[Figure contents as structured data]
BEGIN

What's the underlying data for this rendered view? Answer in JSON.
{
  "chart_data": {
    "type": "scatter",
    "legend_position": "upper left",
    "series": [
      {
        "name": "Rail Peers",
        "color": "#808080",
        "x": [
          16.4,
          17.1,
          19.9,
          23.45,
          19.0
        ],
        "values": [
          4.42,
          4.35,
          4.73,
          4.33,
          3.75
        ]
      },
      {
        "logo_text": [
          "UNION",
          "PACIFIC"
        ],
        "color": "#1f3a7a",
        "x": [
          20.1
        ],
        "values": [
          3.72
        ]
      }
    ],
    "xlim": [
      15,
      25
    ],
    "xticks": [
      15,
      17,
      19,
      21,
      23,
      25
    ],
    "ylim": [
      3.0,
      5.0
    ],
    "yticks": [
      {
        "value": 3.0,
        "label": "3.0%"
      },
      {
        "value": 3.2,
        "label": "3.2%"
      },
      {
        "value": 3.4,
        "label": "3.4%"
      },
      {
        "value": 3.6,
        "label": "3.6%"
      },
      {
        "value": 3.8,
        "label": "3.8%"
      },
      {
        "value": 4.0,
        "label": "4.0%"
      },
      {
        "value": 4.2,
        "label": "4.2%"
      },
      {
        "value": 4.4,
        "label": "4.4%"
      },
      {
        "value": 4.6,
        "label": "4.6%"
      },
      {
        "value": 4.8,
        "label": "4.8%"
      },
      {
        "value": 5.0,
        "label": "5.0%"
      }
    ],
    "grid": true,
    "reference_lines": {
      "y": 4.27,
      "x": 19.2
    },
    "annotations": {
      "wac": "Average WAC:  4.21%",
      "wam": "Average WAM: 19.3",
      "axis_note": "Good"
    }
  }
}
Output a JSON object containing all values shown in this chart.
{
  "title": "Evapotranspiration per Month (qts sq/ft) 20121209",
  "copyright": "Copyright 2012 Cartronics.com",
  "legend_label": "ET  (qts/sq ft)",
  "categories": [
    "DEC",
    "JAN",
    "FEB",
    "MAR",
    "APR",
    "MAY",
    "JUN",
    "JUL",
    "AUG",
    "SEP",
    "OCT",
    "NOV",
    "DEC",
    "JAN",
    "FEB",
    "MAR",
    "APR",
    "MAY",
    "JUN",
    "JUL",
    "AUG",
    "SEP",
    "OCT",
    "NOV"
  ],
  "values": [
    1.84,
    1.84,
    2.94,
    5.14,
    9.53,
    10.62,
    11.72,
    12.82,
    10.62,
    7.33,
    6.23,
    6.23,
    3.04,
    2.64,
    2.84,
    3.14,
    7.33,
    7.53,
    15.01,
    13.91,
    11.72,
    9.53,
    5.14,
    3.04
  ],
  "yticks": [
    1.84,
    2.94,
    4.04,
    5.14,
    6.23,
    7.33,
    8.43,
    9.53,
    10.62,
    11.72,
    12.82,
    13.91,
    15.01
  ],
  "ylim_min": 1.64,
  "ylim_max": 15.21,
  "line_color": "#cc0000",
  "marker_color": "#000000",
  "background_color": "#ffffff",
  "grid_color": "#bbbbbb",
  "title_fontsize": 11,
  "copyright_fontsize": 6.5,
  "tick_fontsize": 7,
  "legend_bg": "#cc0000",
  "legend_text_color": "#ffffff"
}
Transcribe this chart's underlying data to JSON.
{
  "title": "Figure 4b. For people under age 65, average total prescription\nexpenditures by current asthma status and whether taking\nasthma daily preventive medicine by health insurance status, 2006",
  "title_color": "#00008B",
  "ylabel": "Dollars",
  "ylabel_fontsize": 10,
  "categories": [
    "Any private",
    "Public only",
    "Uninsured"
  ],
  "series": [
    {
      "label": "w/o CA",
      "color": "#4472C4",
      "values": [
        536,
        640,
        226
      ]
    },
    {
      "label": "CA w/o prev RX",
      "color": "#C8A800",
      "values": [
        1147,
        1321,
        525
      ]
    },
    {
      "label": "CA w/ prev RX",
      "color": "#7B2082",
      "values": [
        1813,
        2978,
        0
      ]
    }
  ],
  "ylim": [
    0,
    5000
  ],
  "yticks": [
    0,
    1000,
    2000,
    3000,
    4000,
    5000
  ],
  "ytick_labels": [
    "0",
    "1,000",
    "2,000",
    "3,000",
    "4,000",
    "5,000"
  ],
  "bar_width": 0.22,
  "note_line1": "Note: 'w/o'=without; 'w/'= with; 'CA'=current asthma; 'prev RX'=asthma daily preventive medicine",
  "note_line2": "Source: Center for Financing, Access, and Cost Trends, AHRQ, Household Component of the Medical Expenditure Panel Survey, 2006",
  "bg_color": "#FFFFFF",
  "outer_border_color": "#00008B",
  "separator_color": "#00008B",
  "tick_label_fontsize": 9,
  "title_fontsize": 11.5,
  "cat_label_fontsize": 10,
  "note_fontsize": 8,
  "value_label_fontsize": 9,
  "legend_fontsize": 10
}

END

--- Directive ---
Every entry in the listing must be retyped exactly.

--- Response ---
What's the underlying data for this rendered view? Answer in JSON.
{
  "chart_data": {
    "type": "scatter",
    "legend_position": "upper left",
    "series": [
      {
        "name": "Rail Peers",
        "color": "#808080",
        "x": [
          16.4,
          17.1,
          19.9,
          23.45,
          19.0
        ],
        "values": [
          4.42,
          4.35,
          4.73,
          4.33,
          3.75
        ]
      },
      {
        "logo_text": [
          "UNION",
          "PACIFIC"
        ],
        "color": "#1f3a7a",
        "x": [
          20.1
        ],
        "values": [
          3.72
        ]
      }
    ],
    "xlim": [
      15,
      25
    ],
    "xticks": [
      15,
      17,
      19,
      21,
      23,
      25
    ],
    "ylim": [
      3.0,
      5.0
    ],
    "yticks": [
      {
        "value": 3.0,
        "label": "3.0%"
      },
      {
        "value": 3.2,
        "label": "3.2%"
      },
      {
        "value": 3.4,
        "label": "3.4%"
      },
      {
        "value": 3.6,
        "label": "3.6%"
      },
      {
        "value": 3.8,
        "label": "3.8%"
      },
      {
        "value": 4.0,
        "label": "4.0%"
      },
      {
        "value": 4.2,
        "label": "4.2%"
      },
      {
        "value": 4.4,
        "label": "4.4%"
      },
      {
        "value": 4.6,
        "label": "4.6%"
      },
      {
        "value": 4.8,
        "label": "4.8%"
      },
      {
        "value": 5.0,
        "label": "5.0%"
      }
    ],
    "grid": true,
    "reference_lines": {
      "y": 4.27,
      "x": 19.2
    },
    "annotations": {
      "wac": "Average WAC:  4.21%",
      "wam": "Average WAM: 19.3",
      "axis_note": "Good"
    }
  }
}
Output a JSON object containing all values shown in this chart.
{
  "title": "Evapotranspiration per Month (qts sq/ft) 20121209",
  "copyright": "Copyright 2012 Cartronics.com",
  "legend_label": "ET  (qts/sq ft)",
  "categories": [
    "DEC",
    "JAN",
    "FEB",
    "MAR",
    "APR",
    "MAY",
    "JUN",
    "JUL",
    "AUG",
    "SEP",
    "OCT",
    "NOV",
    "DEC",
    "JAN",
    "FEB",
    "MAR",
    "APR",
    "MAY",
    "JUN",
    "JUL",
    "AUG",
    "SEP",
    "OCT",
    "NOV"
  ],
  "values": [
    1.84,
    1.84,
    2.94,
    5.14,
    9.53,
    10.62,
    11.72,
    12.82,
    10.62,
    7.33,
    6.23,
    6.23,
    3.04,
    2.64,
    2.84,
    3.14,
    7.33,
    7.53,
    15.01,
    13.91,
    11.72,
    9.53,
    5.14,
    3.04
  ],
  "yticks": [
    1.84,
    2.94,
    4.04,
    5.14,
    6.23,
    7.33,
    8.43,
    9.53,
    10.62,
    11.72,
    12.82,
    13.91,
    15.01
  ],
  "ylim_min": 1.64,
  "ylim_max": 15.21,
  "line_color": "#cc0000",
  "marker_color": "#000000",
  "background_color": "#ffffff",
  "grid_color": "#bbbbbb",
  "title_fontsize": 11,
  "copyright_fontsize": 6.5,
  "tick_fontsize": 7,
  "legend_bg": "#cc0000",
  "legend_text_color": "#ffffff"
}
Transcribe this chart's underlying data to JSON.
{
  "title": "Figure 4b. For people under age 65, average total prescription\nexpenditures by current asthma status and whether taking\nasthma daily preventive medicine by health insurance status, 2006",
  "title_color": "#00008B",
  "ylabel": "Dollars",
  "ylabel_fontsize": 10,
  "categories": [
    "Any private",
    "Public only",
    "Uninsured"
  ],
  "series": [
    {
      "label": "w/o CA",
      "color": "#4472C4",
      "values": [
        536,
        640,
        226
      ]
    },
    {
      "label": "CA w/o prev RX",
      "color": "#C8A800",
      "values": [
        1147,
        1321,
        525
      ]
    },
    {
      "label": "CA w/ prev RX",
      "color": "#7B2082",
      "values": [
        1813,
        2978,
        0
      ]
    }
  ],
  "ylim": [
    0,
    5000
  ],
  "yticks": [
    0,
    1000,
    2000,
    3000,
    4000,
    5000
  ],
  "ytick_labels": [
    "0",
    "1,000",
    "2,000",
    "3,000",
    "4,000",
    "5,000"
  ],
  "bar_width": 0.22,
  "note_line1": "Note: 'w/o'=without; 'w/'= with; 'CA'=current asthma; 'prev RX'=asthma daily preventive medicine",
  "note_line2": "Source: Center for Financing, Access, and Cost Trends, AHRQ, Household Component of the Medical Expenditure Panel Survey, 2006",
  "bg_color": "#FFFFFF",
  "outer_border_color": "#00008B",
  "separator_color": "#00008B",
  "tick_label_fontsize": 9,
  "title_fontsize": 11.5,
  "cat_label_fontsize": 10,
  "note_fontsize": 8,
  "value_label_fontsize": 9,
  "legend_fontsize": 10
}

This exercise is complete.